INPUT:
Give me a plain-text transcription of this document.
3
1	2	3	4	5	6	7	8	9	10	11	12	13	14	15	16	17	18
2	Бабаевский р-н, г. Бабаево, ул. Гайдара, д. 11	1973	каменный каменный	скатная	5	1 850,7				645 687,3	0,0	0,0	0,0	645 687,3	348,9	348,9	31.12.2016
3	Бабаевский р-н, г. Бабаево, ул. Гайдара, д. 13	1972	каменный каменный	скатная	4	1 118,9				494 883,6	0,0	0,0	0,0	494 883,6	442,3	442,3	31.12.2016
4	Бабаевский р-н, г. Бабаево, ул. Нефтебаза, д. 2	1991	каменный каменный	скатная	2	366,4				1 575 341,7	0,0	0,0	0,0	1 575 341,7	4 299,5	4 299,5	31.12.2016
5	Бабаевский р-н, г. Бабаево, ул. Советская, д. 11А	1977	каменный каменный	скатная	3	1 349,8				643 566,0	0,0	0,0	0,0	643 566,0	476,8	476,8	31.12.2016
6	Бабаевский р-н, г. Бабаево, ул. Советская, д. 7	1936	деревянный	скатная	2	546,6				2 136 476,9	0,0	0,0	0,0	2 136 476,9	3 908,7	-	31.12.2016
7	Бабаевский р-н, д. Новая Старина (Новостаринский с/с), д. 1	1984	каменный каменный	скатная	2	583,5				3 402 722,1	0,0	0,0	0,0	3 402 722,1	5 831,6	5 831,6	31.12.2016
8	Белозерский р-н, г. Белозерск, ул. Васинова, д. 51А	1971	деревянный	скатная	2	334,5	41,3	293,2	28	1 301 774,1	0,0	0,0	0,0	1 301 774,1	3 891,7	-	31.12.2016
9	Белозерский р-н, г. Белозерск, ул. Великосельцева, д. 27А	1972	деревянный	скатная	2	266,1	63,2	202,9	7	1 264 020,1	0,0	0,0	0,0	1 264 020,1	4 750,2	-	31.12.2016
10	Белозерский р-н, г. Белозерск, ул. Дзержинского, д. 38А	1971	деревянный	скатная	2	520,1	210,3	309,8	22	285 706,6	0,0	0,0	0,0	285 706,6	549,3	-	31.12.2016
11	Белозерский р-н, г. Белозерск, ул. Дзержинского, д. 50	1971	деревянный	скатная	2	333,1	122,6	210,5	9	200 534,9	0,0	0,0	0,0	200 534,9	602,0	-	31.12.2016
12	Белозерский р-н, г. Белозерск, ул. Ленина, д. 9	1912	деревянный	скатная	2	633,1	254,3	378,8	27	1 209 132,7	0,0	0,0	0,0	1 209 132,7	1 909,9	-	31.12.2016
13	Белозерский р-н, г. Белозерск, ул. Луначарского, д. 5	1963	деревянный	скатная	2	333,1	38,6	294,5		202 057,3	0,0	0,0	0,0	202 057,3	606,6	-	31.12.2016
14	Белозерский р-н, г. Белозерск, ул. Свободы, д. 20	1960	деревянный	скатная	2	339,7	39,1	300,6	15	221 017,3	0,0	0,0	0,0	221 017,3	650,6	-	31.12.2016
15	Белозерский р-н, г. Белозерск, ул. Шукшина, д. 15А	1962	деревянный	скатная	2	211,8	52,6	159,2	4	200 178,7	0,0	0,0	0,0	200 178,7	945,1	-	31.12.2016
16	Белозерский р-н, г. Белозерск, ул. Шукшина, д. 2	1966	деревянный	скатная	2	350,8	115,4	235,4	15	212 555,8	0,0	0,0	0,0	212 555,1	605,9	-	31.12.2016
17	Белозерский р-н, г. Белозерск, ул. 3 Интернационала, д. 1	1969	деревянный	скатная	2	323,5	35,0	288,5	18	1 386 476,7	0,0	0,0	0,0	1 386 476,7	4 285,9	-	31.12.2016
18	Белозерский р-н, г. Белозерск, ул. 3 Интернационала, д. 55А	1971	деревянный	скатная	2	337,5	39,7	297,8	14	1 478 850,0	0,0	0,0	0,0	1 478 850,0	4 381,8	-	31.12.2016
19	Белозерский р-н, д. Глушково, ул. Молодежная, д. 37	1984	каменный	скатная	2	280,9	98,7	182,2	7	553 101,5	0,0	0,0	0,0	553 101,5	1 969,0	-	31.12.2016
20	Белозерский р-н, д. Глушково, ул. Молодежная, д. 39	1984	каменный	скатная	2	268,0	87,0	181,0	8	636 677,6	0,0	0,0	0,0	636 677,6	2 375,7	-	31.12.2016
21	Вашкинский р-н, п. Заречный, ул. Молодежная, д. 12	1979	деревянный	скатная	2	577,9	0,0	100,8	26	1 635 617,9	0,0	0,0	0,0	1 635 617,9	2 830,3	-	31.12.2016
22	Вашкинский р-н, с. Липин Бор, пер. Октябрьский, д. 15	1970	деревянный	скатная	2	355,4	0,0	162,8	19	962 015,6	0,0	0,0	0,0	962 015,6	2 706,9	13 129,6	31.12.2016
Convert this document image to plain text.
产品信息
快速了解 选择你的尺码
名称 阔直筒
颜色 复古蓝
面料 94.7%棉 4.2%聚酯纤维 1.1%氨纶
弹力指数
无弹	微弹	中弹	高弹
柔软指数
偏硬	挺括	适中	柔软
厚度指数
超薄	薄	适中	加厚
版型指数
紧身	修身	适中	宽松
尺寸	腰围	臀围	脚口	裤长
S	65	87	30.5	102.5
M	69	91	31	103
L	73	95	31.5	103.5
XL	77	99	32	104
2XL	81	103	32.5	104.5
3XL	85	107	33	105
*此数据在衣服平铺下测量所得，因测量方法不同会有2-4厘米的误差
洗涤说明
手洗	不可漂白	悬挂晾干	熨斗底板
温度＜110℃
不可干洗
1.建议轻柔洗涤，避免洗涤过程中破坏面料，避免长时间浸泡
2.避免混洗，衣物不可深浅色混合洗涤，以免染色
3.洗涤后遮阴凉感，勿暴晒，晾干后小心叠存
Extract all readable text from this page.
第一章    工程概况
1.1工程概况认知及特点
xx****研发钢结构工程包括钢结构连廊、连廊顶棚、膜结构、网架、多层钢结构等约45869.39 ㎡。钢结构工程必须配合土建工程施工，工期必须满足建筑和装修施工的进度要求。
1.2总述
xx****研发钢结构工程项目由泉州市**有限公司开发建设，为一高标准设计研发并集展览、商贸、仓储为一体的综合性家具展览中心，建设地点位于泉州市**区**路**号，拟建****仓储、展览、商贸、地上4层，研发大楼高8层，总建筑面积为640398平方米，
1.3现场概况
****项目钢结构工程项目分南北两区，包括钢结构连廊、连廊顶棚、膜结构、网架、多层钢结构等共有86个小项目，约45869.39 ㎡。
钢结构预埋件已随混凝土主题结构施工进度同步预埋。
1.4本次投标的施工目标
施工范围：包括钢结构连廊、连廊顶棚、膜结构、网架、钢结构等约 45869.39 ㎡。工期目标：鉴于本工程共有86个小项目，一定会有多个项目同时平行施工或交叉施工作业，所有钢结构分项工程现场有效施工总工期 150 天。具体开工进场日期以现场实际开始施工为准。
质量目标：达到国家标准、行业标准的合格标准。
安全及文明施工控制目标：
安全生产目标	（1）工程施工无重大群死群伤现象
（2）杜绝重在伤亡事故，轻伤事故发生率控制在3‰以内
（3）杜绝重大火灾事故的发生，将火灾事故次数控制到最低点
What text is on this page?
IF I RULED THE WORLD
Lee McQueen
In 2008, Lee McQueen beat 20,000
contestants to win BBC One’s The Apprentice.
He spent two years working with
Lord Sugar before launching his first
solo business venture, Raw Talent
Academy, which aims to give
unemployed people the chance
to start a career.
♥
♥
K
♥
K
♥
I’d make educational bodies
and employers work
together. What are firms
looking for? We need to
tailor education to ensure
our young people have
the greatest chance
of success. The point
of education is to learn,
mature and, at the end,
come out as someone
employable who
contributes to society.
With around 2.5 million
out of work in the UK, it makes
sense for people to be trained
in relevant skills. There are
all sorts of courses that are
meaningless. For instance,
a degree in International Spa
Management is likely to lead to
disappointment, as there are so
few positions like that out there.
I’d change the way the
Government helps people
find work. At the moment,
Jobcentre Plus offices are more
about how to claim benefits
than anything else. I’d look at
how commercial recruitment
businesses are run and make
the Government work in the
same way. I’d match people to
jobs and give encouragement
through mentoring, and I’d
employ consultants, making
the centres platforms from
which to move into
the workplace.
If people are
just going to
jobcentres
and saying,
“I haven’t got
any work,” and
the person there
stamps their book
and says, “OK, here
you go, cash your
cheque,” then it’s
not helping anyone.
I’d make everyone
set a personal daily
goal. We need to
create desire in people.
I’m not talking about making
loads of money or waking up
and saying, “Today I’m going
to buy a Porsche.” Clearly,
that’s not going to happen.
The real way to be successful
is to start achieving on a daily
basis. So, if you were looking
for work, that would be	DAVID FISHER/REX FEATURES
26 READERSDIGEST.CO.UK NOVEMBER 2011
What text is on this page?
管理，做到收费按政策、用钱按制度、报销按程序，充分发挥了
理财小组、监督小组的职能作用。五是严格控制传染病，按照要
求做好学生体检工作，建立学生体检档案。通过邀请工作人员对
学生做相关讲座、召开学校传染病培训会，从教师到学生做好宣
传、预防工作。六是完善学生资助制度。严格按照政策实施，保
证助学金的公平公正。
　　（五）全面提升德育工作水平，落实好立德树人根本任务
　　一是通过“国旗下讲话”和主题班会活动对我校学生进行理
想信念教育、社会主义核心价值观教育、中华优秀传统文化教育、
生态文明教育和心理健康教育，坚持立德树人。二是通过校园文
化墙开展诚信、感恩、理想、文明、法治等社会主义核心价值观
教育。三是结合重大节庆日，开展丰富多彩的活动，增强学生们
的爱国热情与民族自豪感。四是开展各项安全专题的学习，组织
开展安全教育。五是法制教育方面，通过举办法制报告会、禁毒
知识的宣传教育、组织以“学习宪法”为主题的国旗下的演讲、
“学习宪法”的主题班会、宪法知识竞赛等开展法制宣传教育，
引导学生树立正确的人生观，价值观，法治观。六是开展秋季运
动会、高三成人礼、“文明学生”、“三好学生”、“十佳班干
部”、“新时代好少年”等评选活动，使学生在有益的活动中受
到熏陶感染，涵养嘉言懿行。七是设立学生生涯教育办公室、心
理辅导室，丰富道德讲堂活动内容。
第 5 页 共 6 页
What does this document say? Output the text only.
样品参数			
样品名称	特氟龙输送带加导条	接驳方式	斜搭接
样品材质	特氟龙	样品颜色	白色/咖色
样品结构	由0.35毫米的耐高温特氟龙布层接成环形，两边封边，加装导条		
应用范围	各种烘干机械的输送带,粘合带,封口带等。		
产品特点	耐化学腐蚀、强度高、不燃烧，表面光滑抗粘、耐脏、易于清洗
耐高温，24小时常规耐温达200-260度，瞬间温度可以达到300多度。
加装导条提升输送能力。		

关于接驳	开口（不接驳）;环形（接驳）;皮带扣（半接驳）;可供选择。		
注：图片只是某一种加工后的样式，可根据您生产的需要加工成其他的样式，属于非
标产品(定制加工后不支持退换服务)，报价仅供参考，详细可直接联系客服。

WHAT TO PRODUCE: In the listing, find all lines with the string "saying" and copy them.

FULL SOLUTION:
and saying,
and saying, “Today I’m going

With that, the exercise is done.